→ **DIRECTION**: Retype every entry word for word.

→ **EXTRACTED INFORMATION**:
* start *
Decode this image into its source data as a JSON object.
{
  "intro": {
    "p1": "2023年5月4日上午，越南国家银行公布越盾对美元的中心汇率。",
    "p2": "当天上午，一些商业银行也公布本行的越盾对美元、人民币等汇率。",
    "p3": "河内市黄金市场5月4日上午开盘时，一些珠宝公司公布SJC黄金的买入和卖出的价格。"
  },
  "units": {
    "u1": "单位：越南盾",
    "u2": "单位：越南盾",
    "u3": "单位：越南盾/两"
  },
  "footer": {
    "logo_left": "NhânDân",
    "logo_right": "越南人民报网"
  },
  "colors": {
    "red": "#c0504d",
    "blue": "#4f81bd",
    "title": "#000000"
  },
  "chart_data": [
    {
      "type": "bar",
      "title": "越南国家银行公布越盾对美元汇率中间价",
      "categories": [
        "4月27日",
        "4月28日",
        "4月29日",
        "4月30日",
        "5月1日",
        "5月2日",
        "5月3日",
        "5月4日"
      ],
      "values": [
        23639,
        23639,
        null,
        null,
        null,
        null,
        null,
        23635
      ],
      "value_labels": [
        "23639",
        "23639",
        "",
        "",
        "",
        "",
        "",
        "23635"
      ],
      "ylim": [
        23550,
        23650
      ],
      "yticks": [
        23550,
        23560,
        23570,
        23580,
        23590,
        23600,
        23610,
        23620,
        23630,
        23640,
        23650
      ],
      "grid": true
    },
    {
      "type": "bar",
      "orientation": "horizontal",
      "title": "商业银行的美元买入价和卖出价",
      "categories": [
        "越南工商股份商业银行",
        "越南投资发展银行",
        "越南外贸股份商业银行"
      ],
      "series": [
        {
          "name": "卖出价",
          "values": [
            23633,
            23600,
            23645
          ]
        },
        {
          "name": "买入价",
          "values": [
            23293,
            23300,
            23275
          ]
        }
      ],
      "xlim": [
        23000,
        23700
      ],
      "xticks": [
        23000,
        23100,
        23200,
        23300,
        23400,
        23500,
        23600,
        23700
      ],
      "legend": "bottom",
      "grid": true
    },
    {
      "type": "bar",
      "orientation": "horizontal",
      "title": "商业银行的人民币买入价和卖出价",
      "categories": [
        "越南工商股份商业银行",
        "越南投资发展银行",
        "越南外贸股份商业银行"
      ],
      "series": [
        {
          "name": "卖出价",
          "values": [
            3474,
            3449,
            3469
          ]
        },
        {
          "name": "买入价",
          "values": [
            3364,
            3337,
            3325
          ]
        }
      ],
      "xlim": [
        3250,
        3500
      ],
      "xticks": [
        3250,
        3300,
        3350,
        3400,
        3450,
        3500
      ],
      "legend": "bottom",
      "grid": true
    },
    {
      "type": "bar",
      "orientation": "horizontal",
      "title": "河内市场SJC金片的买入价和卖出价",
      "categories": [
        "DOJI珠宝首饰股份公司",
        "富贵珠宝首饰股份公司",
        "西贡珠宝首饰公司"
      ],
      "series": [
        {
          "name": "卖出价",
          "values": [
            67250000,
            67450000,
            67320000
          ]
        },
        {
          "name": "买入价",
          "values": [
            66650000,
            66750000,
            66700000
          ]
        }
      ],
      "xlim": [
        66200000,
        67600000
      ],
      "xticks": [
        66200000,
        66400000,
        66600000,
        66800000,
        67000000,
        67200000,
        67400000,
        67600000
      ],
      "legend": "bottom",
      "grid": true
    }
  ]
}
* end *
→ **RESULT OF THIS TASK**:
Decode this image into its source data as a JSON object.
{
  "intro": {
    "p1": "2023年5月4日上午，越南国家银行公布越盾对美元的中心汇率。",
    "p2": "当天上午，一些商业银行也公布本行的越盾对美元、人民币等汇率。",
    "p3": "河内市黄金市场5月4日上午开盘时，一些珠宝公司公布SJC黄金的买入和卖出的价格。"
  },
  "units": {
    "u1": "单位：越南盾",
    "u2": "单位：越南盾",
    "u3": "单位：越南盾/两"
  },
  "footer": {
    "logo_left": "NhânDân",
    "logo_right": "越南人民报网"
  },
  "colors": {
    "red": "#c0504d",
    "blue": "#4f81bd",
    "title": "#000000"
  },
  "chart_data": [
    {
      "type": "bar",
      "title": "越南国家银行公布越盾对美元汇率中间价",
      "categories": [
        "4月27日",
        "4月28日",
        "4月29日",
        "4月30日",
        "5月1日",
        "5月2日",
        "5月3日",
        "5月4日"
      ],
      "values": [
        23639,
        23639,
        null,
        null,
        null,
        null,
        null,
        23635
      ],
      "value_labels": [
        "23639",
        "23639",
        "",
        "",
        "",
        "",
        "",
        "23635"
      ],
      "ylim": [
        23550,
        23650
      ],
      "yticks": [
        23550,
        23560,
        23570,
        23580,
        23590,
        23600,
        23610,
        23620,
        23630,
        23640,
        23650
      ],
      "grid": true
    },
    {
      "type": "bar",
      "orientation": "horizontal",
      "title": "商业银行的美元买入价和卖出价",
      "categories": [
        "越南工商股份商业银行",
        "越南投资发展银行",
        "越南外贸股份商业银行"
      ],
      "series": [
        {
          "name": "卖出价",
          "values": [
            23633,
            23600,
            23645
          ]
        },
        {
          "name": "买入价",
          "values": [
            23293,
            23300,
            23275
          ]
        }
      ],
      "xlim": [
        23000,
        23700
      ],
      "xticks": [
        23000,
        23100,
        23200,
        23300,
        23400,
        23500,
        23600,
        23700
      ],
      "legend": "bottom",
      "grid": true
    },
    {
      "type": "bar",
      "orientation": "horizontal",
      "title": "商业银行的人民币买入价和卖出价",
      "categories": [
        "越南工商股份商业银行",
        "越南投资发展银行",
        "越南外贸股份商业银行"
      ],
      "series": [
        {
          "name": "卖出价",
          "values": [
            3474,
            3449,
            3469
          ]
        },
        {
          "name": "买入价",
          "values": [
            3364,
            3337,
            3325
          ]
        }
      ],
      "xlim": [
        3250,
        3500
      ],
      "xticks": [
        3250,
        3300,
        3350,
        3400,
        3450,
        3500
      ],
      "legend": "bottom",
      "grid": true
    },
    {
      "type": "bar",
      "orientation": "horizontal",
      "title": "河内市场SJC金片的买入价和卖出价",
      "categories": [
        "DOJI珠宝首饰股份公司",
        "富贵珠宝首饰股份公司",
        "西贡珠宝首饰公司"
      ],
      "series": [
        {
          "name": "卖出价",
          "values": [
            67250000,
            67450000,
            67320000
          ]
        },
        {
          "name": "买入价",
          "values": [
            66650000,
            66750000,
            66700000
          ]
        }
      ],
      "xlim": [
        66200000,
        67600000
      ],
      "xticks": [
        66200000,
        66400000,
        66600000,
        66800000,
        67000000,
        67200000,
        67400000,
        67600000
      ],
      "legend": "bottom",
      "grid": true
    }
  ]
}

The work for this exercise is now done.